- [Your task]: Can you reproduce the ticket comment from the words "Replying to [comment:5" through "are really produced." with every "log messages" renamed to "logged events"?
___ Selected passage ___
BIND 10 #762: Conversion of xfrout to use the new logging interface

Fri Jun 24 16:08:32 UTC 2011

#762: Conversion of xfrout to use the new logging interface
-------------------------------------+-------------------------------------
                   Reporter:         |                 Owner:  jinmei
  stephen                            |                Status:  reviewing
                       Type:         |             Milestone:
  enhancement                        |  Sprint-20110628
                   Priority:  major  |            Resolution:
                  Component:         |             Sensitive:  0
  logging                            |           Sub-Project:  DNS
                   Keywords:         |  Estimated Difficulty:  0.0
            Defect Severity:  N/A    |           Total Hours:  0
Feature Depending on Ticket:         |
        Add Hours to Ticket:  0      |
                  Internal?:  0      |
-------------------------------------+-------------------------------------
Changes (by jelte):

 * owner:  jelte => jinmei

Comment:

 Replying to [comment:5 jinmei]:
 > '''General'''
 >
 > I've noticed some IDs in .mes are not used in .py and some other IDs
 > in .py are not defined in .mes.  Some specific cases are noted below,
 > but that's not a comprehensive check.  I guess we need a generic
 > checker script to identify these types of errors.  Also, ideally (as
 > also commented below), we should have test cases for log messages to
 > check whether intended log messages are really produced.

 Yeah, you're not the only one to think we need such a checking script, see
 #1055. Regarding testing log output, I also think it would be useful, but
 not as separate tests. I think perhaps we should extend our framework (or
 utility calls), to easily add 'was-this-logged?' tests within existing
 tests (as in theory the tests should cover all code anyway). I.e. in badly
 named pseudocode:
 {{{
 TEST(Foo, FooBar) {
         doFoo(goodval);
         checkLogged("Foo successfully completed");
 }

 TEST(Foo, FooBarFailed) {
         doFoo(badval):
         checkLogged("Foo failed! Error: bad value");
 }
 }}}
 Or something (it should probably include severity and levels etc, but this
 is just an example)
___ Rows ___
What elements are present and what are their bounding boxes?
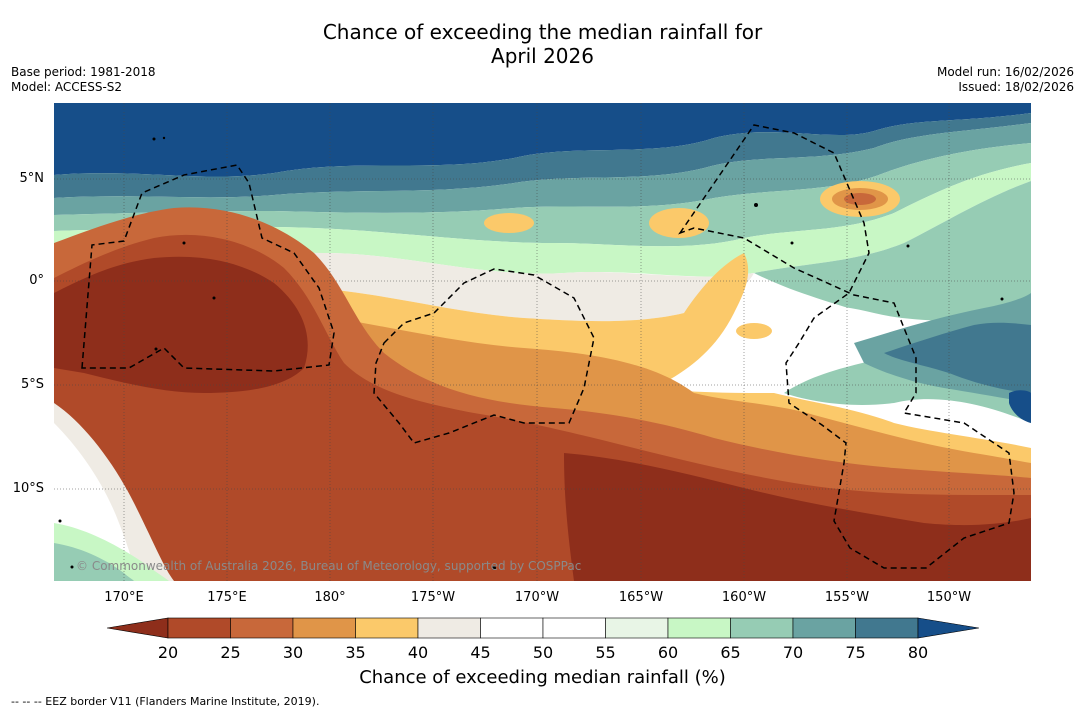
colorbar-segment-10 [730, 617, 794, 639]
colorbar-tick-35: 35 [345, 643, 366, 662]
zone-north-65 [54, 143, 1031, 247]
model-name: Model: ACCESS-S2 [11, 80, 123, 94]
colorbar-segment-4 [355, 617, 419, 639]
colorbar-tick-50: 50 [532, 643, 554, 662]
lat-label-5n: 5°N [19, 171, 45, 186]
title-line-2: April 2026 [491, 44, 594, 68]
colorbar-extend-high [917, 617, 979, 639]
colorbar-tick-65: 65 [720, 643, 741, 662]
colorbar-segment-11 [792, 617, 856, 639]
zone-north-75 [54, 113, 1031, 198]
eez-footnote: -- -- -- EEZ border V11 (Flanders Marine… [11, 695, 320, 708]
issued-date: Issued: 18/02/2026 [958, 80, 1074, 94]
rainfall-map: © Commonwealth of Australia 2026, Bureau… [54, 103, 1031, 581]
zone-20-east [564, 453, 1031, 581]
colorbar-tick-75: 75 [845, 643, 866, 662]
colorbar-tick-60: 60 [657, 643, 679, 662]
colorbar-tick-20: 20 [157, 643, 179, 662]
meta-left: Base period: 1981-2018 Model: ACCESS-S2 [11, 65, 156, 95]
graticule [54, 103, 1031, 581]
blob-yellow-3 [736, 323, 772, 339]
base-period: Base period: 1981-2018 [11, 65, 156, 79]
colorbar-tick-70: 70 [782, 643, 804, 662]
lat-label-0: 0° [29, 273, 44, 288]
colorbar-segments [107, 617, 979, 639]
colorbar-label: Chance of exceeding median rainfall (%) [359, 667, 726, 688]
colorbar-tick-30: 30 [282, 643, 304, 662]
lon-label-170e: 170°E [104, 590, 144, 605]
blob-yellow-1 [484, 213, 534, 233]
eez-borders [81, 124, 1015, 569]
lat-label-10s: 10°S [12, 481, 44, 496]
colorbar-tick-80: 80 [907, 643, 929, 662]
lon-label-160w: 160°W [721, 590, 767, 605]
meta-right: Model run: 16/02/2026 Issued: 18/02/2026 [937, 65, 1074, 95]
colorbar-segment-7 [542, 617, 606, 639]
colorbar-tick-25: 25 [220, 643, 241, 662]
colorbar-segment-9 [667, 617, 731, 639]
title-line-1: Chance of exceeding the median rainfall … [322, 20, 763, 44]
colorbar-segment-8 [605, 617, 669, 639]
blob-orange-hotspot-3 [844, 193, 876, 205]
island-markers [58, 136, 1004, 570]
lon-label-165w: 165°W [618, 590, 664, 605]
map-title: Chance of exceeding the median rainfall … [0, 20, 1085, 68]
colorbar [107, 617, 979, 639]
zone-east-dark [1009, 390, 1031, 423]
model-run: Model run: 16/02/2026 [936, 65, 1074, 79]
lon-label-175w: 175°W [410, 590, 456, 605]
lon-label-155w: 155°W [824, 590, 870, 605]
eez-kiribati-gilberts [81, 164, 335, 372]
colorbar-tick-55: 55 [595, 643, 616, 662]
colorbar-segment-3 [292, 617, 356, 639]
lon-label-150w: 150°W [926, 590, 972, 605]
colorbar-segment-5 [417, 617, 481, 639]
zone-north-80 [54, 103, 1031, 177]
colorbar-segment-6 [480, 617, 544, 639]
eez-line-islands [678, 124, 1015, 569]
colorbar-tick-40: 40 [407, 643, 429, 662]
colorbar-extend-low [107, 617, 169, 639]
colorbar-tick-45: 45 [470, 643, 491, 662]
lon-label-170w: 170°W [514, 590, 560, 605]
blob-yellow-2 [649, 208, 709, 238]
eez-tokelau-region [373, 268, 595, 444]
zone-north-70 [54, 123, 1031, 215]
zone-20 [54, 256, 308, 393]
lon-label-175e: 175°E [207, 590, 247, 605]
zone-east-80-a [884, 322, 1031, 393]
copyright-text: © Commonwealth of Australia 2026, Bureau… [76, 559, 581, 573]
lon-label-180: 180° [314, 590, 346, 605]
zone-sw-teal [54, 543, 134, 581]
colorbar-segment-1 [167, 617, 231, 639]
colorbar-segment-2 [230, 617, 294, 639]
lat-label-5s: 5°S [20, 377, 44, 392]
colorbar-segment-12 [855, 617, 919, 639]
___
- [Task output]:
Replying to [comment:5 jinmei]:
 > '''General'''
 >
 > I've noticed some IDs in .mes are not used in .py and some other IDs
 > in .py are not defined in .mes.  Some specific cases are noted below,
 > but that's not a comprehensive check.  I guess we need a generic
 > checker script to identify these types of errors.  Also, ideally (as
 > also commented below), we should have test cases for logged events to
 > check whether intended logged events are really produced.